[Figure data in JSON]
········
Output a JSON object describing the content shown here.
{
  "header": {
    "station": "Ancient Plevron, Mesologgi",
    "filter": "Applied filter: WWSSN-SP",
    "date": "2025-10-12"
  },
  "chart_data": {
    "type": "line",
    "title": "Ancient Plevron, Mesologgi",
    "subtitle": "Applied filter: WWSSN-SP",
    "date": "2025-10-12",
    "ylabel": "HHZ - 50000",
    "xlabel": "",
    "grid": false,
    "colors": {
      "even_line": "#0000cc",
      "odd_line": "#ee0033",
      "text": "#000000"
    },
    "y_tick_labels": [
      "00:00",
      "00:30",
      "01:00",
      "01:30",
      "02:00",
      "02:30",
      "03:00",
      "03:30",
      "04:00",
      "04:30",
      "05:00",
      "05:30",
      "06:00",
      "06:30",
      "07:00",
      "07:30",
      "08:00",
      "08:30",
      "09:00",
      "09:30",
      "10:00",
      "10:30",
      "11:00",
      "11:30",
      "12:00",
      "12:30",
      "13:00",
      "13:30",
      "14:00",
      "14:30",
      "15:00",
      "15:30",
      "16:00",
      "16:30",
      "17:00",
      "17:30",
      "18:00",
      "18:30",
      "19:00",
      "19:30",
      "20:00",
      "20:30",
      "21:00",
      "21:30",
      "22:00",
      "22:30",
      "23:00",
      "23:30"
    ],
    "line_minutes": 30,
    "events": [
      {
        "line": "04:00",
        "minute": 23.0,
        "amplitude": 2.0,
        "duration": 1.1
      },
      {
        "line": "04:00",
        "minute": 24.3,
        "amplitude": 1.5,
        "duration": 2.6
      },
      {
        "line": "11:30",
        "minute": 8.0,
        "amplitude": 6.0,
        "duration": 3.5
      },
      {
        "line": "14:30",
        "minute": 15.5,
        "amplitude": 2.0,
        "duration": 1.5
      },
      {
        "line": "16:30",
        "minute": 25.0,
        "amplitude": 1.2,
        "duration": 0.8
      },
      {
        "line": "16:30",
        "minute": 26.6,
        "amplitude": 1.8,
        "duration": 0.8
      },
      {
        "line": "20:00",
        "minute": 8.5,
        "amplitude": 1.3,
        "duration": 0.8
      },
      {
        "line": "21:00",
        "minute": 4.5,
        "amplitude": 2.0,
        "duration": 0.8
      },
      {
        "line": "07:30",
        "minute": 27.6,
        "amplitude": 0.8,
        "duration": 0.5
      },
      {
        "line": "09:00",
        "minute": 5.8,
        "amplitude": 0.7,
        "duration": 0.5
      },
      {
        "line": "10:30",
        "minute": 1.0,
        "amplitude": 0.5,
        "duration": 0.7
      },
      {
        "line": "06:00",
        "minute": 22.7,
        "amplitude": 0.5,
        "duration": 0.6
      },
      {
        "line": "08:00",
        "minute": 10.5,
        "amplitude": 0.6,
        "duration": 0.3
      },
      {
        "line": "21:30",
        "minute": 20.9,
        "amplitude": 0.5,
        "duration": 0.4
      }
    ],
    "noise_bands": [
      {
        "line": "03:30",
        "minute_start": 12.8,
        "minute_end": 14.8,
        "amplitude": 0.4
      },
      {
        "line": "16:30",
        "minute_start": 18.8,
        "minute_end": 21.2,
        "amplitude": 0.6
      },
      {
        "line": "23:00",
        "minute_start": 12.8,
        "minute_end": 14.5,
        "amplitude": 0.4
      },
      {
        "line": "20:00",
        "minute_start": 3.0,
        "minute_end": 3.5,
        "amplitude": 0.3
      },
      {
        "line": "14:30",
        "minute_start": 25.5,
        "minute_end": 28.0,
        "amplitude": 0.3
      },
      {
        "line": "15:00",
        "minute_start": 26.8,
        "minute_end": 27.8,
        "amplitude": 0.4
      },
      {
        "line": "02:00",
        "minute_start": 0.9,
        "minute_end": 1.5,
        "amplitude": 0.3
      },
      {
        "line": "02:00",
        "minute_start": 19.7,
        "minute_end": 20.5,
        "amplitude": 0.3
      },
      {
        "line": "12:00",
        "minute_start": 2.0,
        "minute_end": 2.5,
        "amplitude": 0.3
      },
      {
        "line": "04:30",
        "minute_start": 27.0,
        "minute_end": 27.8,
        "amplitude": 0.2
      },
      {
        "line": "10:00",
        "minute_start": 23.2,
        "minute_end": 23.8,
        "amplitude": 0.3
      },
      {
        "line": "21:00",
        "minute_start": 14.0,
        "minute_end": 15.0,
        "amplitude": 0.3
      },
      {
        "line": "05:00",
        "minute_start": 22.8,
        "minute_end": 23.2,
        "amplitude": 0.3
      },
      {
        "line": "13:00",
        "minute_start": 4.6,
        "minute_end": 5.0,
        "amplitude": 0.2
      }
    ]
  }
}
········
● **TASK TO COMPLETE**:
Return each entry from the material above exactly as it appears.

● **TASK SOLUTION**:
Output a JSON object describing the content shown here.
{
  "header": {
    "station": "Ancient Plevron, Mesologgi",
    "filter": "Applied filter: WWSSN-SP",
    "date": "2025-10-12"
  },
  "chart_data": {
    "type": "line",
    "title": "Ancient Plevron, Mesologgi",
    "subtitle": "Applied filter: WWSSN-SP",
    "date": "2025-10-12",
    "ylabel": "HHZ - 50000",
    "xlabel": "",
    "grid": false,
    "colors": {
      "even_line": "#0000cc",
      "odd_line": "#ee0033",
      "text": "#000000"
    },
    "y_tick_labels": [
      "00:00",
      "00:30",
      "01:00",
      "01:30",
      "02:00",
      "02:30",
      "03:00",
      "03:30",
      "04:00",
      "04:30",
      "05:00",
      "05:30",
      "06:00",
      "06:30",
      "07:00",
      "07:30",
      "08:00",
      "08:30",
      "09:00",
      "09:30",
      "10:00",
      "10:30",
      "11:00",
      "11:30",
      "12:00",
      "12:30",
      "13:00",
      "13:30",
      "14:00",
      "14:30",
      "15:00",
      "15:30",
      "16:00",
      "16:30",
      "17:00",
      "17:30",
      "18:00",
      "18:30",
      "19:00",
      "19:30",
      "20:00",
      "20:30",
      "21:00",
      "21:30",
      "22:00",
      "22:30",
      "23:00",
      "23:30"
    ],
    "line_minutes": 30,
    "events": [
      {
        "line": "04:00",
        "minute": 23.0,
        "amplitude": 2.0,
        "duration": 1.1
      },
      {
        "line": "04:00",
        "minute": 24.3,
        "amplitude": 1.5,
        "duration": 2.6
      },
      {
        "line": "11:30",
        "minute": 8.0,
        "amplitude": 6.0,
        "duration": 3.5
      },
      {
        "line": "14:30",
        "minute": 15.5,
        "amplitude": 2.0,
        "duration": 1.5
      },
      {
        "line": "16:30",
        "minute": 25.0,
        "amplitude": 1.2,
        "duration": 0.8
      },
      {
        "line": "16:30",
        "minute": 26.6,
        "amplitude": 1.8,
        "duration": 0.8
      },
      {
        "line": "20:00",
        "minute": 8.5,
        "amplitude": 1.3,
        "duration": 0.8
      },
      {
        "line": "21:00",
        "minute": 4.5,
        "amplitude": 2.0,
        "duration": 0.8
      },
      {
        "line": "07:30",
        "minute": 27.6,
        "amplitude": 0.8,
        "duration": 0.5
      },
      {
        "line": "09:00",
        "minute": 5.8,
        "amplitude": 0.7,
        "duration": 0.5
      },
      {
        "line": "10:30",
        "minute": 1.0,
        "amplitude": 0.5,
        "duration": 0.7
      },
      {
        "line": "06:00",
        "minute": 22.7,
        "amplitude": 0.5,
        "duration": 0.6
      },
      {
        "line": "08:00",
        "minute": 10.5,
        "amplitude": 0.6,
        "duration": 0.3
      },
      {
        "line": "21:30",
        "minute": 20.9,
        "amplitude": 0.5,
        "duration": 0.4
      }
    ],
    "noise_bands": [
      {
        "line": "03:30",
        "minute_start": 12.8,
        "minute_end": 14.8,
        "amplitude": 0.4
      },
      {
        "line": "16:30",
        "minute_start": 18.8,
        "minute_end": 21.2,
        "amplitude": 0.6
      },
      {
        "line": "23:00",
        "minute_start": 12.8,
        "minute_end": 14.5,
        "amplitude": 0.4
      },
      {
        "line": "20:00",
        "minute_start": 3.0,
        "minute_end": 3.5,
        "amplitude": 0.3
      },
      {
        "line": "14:30",
        "minute_start": 25.5,
        "minute_end": 28.0,
        "amplitude": 0.3
      },
      {
        "line": "15:00",
        "minute_start": 26.8,
        "minute_end": 27.8,
        "amplitude": 0.4
      },
      {
        "line": "02:00",
        "minute_start": 0.9,
        "minute_end": 1.5,
        "amplitude": 0.3
      },
      {
        "line": "02:00",
        "minute_start": 19.7,
        "minute_end": 20.5,
        "amplitude": 0.3
      },
      {
        "line": "12:00",
        "minute_start": 2.0,
        "minute_end": 2.5,
        "amplitude": 0.3
      },
      {
        "line": "04:30",
        "minute_start": 27.0,
        "minute_end": 27.8,
        "amplitude": 0.2
      },
      {
        "line": "10:00",
        "minute_start": 23.2,
        "minute_end": 23.8,
        "amplitude": 0.3
      },
      {
        "line": "21:00",
        "minute_start": 14.0,
        "minute_end": 15.0,
        "amplitude": 0.3
      },
      {
        "line": "05:00",
        "minute_start": 22.8,
        "minute_end": 23.2,
        "amplitude": 0.3
      },
      {
        "line": "13:00",
        "minute_start": 4.6,
        "minute_end": 5.0,
        "amplitude": 0.2
      }
    ]
  }
}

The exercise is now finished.